SHORT TASK: Assemble all lines in which the string "FLOW" appears.

Dataset entries:
►
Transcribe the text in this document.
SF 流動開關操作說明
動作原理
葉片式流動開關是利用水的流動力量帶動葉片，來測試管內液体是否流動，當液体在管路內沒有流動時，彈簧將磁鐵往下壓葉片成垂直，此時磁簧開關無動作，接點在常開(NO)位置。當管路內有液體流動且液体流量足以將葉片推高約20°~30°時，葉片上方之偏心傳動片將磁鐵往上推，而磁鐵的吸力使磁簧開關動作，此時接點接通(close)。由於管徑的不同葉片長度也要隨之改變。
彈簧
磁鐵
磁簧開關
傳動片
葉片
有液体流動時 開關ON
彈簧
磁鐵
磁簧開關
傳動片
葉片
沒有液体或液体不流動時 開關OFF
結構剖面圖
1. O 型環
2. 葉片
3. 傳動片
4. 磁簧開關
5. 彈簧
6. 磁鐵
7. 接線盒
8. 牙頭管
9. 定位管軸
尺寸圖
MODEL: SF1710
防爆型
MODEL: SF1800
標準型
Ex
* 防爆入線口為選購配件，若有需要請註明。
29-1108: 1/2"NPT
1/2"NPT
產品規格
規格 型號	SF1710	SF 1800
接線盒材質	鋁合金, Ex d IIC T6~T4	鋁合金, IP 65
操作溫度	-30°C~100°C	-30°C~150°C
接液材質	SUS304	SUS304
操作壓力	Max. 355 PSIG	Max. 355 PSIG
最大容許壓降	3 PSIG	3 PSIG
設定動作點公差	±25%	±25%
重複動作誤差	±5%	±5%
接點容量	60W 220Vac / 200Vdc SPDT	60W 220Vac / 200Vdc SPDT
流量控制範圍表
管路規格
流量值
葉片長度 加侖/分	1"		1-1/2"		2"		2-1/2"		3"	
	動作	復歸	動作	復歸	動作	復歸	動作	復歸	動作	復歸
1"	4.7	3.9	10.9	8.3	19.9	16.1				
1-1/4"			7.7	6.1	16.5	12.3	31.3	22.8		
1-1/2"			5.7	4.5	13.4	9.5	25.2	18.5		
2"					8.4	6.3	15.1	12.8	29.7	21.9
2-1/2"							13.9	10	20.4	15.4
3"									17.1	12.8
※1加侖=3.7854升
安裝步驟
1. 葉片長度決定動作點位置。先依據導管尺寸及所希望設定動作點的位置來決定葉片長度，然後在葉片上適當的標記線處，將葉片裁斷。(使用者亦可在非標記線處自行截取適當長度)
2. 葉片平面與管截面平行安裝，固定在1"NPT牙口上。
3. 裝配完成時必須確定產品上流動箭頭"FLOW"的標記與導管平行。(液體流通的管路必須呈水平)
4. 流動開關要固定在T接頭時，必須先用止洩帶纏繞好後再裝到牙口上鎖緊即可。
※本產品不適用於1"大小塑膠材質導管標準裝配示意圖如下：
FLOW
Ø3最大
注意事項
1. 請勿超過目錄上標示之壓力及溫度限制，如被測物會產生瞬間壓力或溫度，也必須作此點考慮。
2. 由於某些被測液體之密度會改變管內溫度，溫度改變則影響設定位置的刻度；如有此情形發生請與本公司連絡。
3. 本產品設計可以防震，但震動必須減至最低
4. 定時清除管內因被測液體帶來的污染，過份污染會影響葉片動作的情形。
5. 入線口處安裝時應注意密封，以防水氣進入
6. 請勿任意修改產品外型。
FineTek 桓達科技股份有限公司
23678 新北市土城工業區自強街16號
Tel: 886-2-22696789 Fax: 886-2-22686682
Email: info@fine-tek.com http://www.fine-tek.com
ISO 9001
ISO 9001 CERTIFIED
◄
TASK SOLUTION:
3. 裝配完成時必須確定產品上流動箭頭"FLOW"的標記與導管平行。(液體流通的管路必須呈水平)
FLOW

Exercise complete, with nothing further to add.